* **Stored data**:
----------------------------------------

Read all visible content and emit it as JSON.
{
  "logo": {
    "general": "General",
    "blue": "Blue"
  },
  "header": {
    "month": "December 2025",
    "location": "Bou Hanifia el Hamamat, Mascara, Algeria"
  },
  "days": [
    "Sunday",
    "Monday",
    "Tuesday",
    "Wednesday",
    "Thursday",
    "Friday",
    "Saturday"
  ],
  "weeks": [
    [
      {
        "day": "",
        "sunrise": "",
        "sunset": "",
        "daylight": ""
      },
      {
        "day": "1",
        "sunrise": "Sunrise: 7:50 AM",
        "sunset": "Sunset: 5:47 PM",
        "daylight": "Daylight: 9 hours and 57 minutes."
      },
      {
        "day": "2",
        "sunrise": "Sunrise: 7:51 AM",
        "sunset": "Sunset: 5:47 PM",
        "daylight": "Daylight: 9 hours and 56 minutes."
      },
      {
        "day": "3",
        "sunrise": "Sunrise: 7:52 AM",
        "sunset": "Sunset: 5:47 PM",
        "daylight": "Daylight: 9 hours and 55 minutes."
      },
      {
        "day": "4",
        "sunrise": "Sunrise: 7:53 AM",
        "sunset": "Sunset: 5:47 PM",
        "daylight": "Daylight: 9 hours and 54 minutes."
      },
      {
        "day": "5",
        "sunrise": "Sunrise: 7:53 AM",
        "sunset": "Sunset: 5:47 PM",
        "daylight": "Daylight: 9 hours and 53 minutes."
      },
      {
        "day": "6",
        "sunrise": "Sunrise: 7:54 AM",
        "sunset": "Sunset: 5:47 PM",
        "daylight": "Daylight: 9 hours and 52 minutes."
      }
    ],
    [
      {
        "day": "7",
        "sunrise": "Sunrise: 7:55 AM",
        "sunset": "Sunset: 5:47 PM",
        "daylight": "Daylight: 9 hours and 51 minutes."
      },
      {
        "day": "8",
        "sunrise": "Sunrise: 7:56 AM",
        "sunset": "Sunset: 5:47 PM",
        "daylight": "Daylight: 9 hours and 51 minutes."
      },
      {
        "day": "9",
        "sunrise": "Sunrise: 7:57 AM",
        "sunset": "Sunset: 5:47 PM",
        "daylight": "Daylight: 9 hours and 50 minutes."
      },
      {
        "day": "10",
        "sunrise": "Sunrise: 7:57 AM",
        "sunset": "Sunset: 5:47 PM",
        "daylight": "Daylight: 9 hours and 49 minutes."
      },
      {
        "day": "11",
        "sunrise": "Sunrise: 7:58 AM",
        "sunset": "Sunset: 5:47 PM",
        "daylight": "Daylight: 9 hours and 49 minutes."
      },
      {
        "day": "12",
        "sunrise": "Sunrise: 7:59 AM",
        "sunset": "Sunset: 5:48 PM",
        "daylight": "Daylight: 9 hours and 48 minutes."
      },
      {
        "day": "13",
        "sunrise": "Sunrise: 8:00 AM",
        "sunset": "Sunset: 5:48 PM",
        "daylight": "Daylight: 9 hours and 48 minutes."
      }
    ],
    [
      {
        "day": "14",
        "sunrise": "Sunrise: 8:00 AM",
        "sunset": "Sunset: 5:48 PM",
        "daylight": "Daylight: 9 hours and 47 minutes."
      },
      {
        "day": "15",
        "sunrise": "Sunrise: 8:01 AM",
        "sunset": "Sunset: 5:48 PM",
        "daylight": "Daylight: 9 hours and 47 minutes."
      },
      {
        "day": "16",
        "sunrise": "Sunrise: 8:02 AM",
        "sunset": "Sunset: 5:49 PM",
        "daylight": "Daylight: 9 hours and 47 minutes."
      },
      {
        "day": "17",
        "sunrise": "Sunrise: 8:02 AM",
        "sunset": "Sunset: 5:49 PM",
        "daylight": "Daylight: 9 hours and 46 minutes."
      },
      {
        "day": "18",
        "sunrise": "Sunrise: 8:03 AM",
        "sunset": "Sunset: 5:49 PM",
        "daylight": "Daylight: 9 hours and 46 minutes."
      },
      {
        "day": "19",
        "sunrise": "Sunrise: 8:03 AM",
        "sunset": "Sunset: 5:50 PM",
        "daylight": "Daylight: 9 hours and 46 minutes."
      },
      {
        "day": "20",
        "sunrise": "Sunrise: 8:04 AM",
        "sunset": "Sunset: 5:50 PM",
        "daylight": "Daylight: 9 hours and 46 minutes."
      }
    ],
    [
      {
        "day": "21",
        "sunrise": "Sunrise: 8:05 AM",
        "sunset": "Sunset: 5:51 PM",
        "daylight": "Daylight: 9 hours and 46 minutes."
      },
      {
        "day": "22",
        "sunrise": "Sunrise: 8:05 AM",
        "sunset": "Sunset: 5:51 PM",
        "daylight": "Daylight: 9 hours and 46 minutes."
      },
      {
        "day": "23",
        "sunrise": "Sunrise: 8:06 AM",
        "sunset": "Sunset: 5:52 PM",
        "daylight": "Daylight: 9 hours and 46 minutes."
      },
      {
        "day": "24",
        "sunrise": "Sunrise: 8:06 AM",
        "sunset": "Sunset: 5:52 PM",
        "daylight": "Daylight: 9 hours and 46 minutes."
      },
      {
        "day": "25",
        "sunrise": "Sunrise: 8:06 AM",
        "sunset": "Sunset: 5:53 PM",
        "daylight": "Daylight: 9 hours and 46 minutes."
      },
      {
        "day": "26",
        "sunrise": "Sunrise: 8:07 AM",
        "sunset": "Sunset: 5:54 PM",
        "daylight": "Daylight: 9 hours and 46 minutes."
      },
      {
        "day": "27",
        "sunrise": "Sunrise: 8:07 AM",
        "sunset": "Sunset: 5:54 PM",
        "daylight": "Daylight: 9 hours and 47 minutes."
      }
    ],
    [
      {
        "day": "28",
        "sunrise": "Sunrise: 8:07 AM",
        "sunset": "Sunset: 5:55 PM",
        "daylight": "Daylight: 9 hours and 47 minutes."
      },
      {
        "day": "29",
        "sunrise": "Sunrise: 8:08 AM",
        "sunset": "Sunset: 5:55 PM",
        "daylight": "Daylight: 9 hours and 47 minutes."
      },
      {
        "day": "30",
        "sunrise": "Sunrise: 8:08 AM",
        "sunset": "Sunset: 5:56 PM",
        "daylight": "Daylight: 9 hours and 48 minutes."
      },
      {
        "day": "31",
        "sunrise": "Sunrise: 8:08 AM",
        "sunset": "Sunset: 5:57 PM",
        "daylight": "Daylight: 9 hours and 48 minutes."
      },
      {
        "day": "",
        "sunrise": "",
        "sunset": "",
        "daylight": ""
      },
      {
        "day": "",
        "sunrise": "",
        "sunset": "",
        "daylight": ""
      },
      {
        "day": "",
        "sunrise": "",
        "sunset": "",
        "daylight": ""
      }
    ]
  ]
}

----------------------------------------

* **WORK REQUIRED**: Repeat the data above, word for word.

* **TASK SOLUTION**:
Read all visible content and emit it as JSON.
{
  "logo": {
    "general": "General",
    "blue": "Blue"
  },
  "header": {
    "month": "December 2025",
    "location": "Bou Hanifia el Hamamat, Mascara, Algeria"
  },
  "days": [
    "Sunday",
    "Monday",
    "Tuesday",
    "Wednesday",
    "Thursday",
    "Friday",
    "Saturday"
  ],
  "weeks": [
    [
      {
        "day": "",
        "sunrise": "",
        "sunset": "",
        "daylight": ""
      },
      {
        "day": "1",
        "sunrise": "Sunrise: 7:50 AM",
        "sunset": "Sunset: 5:47 PM",
        "daylight": "Daylight: 9 hours and 57 minutes."
      },
      {
        "day": "2",
        "sunrise": "Sunrise: 7:51 AM",
        "sunset": "Sunset: 5:47 PM",
        "daylight": "Daylight: 9 hours and 56 minutes."
      },
      {
        "day": "3",
        "sunrise": "Sunrise: 7:52 AM",
        "sunset": "Sunset: 5:47 PM",
        "daylight": "Daylight: 9 hours and 55 minutes."
      },
      {
        "day": "4",
        "sunrise": "Sunrise: 7:53 AM",
        "sunset": "Sunset: 5:47 PM",
        "daylight": "Daylight: 9 hours and 54 minutes."
      },
      {
        "day": "5",
        "sunrise": "Sunrise: 7:53 AM",
        "sunset": "Sunset: 5:47 PM",
        "daylight": "Daylight: 9 hours and 53 minutes."
      },
      {
        "day": "6",
        "sunrise": "Sunrise: 7:54 AM",
        "sunset": "Sunset: 5:47 PM",
        "daylight": "Daylight: 9 hours and 52 minutes."
      }
    ],
    [
      {
        "day": "7",
        "sunrise": "Sunrise: 7:55 AM",
        "sunset": "Sunset: 5:47 PM",
        "daylight": "Daylight: 9 hours and 51 minutes."
      },
      {
        "day": "8",
        "sunrise": "Sunrise: 7:56 AM",
        "sunset": "Sunset: 5:47 PM",
        "daylight": "Daylight: 9 hours and 51 minutes."
      },
      {
        "day": "9",
        "sunrise": "Sunrise: 7:57 AM",
        "sunset": "Sunset: 5:47 PM",
        "daylight": "Daylight: 9 hours and 50 minutes."
      },
      {
        "day": "10",
        "sunrise": "Sunrise: 7:57 AM",
        "sunset": "Sunset: 5:47 PM",
        "daylight": "Daylight: 9 hours and 49 minutes."
      },
      {
        "day": "11",
        "sunrise": "Sunrise: 7:58 AM",
        "sunset": "Sunset: 5:47 PM",
        "daylight": "Daylight: 9 hours and 49 minutes."
      },
      {
        "day": "12",
        "sunrise": "Sunrise: 7:59 AM",
        "sunset": "Sunset: 5:48 PM",
        "daylight": "Daylight: 9 hours and 48 minutes."
      },
      {
        "day": "13",
        "sunrise": "Sunrise: 8:00 AM",
        "sunset": "Sunset: 5:48 PM",
        "daylight": "Daylight: 9 hours and 48 minutes."
      }
    ],
    [
      {
        "day": "14",
        "sunrise": "Sunrise: 8:00 AM",
        "sunset": "Sunset: 5:48 PM",
        "daylight": "Daylight: 9 hours and 47 minutes."
      },
      {
        "day": "15",
        "sunrise": "Sunrise: 8:01 AM",
        "sunset": "Sunset: 5:48 PM",
        "daylight": "Daylight: 9 hours and 47 minutes."
      },
      {
        "day": "16",
        "sunrise": "Sunrise: 8:02 AM",
        "sunset": "Sunset: 5:49 PM",
        "daylight": "Daylight: 9 hours and 47 minutes."
      },
      {
        "day": "17",
        "sunrise": "Sunrise: 8:02 AM",
        "sunset": "Sunset: 5:49 PM",
        "daylight": "Daylight: 9 hours and 46 minutes."
      },
      {
        "day": "18",
        "sunrise": "Sunrise: 8:03 AM",
        "sunset": "Sunset: 5:49 PM",
        "daylight": "Daylight: 9 hours and 46 minutes."
      },
      {
        "day": "19",
        "sunrise": "Sunrise: 8:03 AM",
        "sunset": "Sunset: 5:50 PM",
        "daylight": "Daylight: 9 hours and 46 minutes."
      },
      {
        "day": "20",
        "sunrise": "Sunrise: 8:04 AM",
        "sunset": "Sunset: 5:50 PM",
        "daylight": "Daylight: 9 hours and 46 minutes."
      }
    ],
    [
      {
        "day": "21",
        "sunrise": "Sunrise: 8:05 AM",
        "sunset": "Sunset: 5:51 PM",
        "daylight": "Daylight: 9 hours and 46 minutes."
      },
      {
        "day": "22",
        "sunrise": "Sunrise: 8:05 AM",
        "sunset": "Sunset: 5:51 PM",
        "daylight": "Daylight: 9 hours and 46 minutes."
      },
      {
        "day": "23",
        "sunrise": "Sunrise: 8:06 AM",
        "sunset": "Sunset: 5:52 PM",
        "daylight": "Daylight: 9 hours and 46 minutes."
      },
      {
        "day": "24",
        "sunrise": "Sunrise: 8:06 AM",
        "sunset": "Sunset: 5:52 PM",
        "daylight": "Daylight: 9 hours and 46 minutes."
      },
      {
        "day": "25",
        "sunrise": "Sunrise: 8:06 AM",
        "sunset": "Sunset: 5:53 PM",
        "daylight": "Daylight: 9 hours and 46 minutes."
      },
      {
        "day": "26",
        "sunrise": "Sunrise: 8:07 AM",
        "sunset": "Sunset: 5:54 PM",
        "daylight": "Daylight: 9 hours and 46 minutes."
      },
      {
        "day": "27",
        "sunrise": "Sunrise: 8:07 AM",
        "sunset": "Sunset: 5:54 PM",
        "daylight": "Daylight: 9 hours and 47 minutes."
      }
    ],
    [
      {
        "day": "28",
        "sunrise": "Sunrise: 8:07 AM",
        "sunset": "Sunset: 5:55 PM",
        "daylight": "Daylight: 9 hours and 47 minutes."
      },
      {
        "day": "29",
        "sunrise": "Sunrise: 8:08 AM",
        "sunset": "Sunset: 5:55 PM",
        "daylight": "Daylight: 9 hours and 47 minutes."
      },
      {
        "day": "30",
        "sunrise": "Sunrise: 8:08 AM",
        "sunset": "Sunset: 5:56 PM",
        "daylight": "Daylight: 9 hours and 48 minutes."
      },
      {
        "day": "31",
        "sunrise": "Sunrise: 8:08 AM",
        "sunset": "Sunset: 5:57 PM",
        "daylight": "Daylight: 9 hours and 48 minutes."
      },
      {
        "day": "",
        "sunrise": "",
        "sunset": "",
        "daylight": ""
      },
      {
        "day": "",
        "sunrise": "",
        "sunset": "",
        "daylight": ""
      },
      {
        "day": "",
        "sunrise": "",
        "sunset": "",
        "daylight": ""
      }
    ]
  ]
}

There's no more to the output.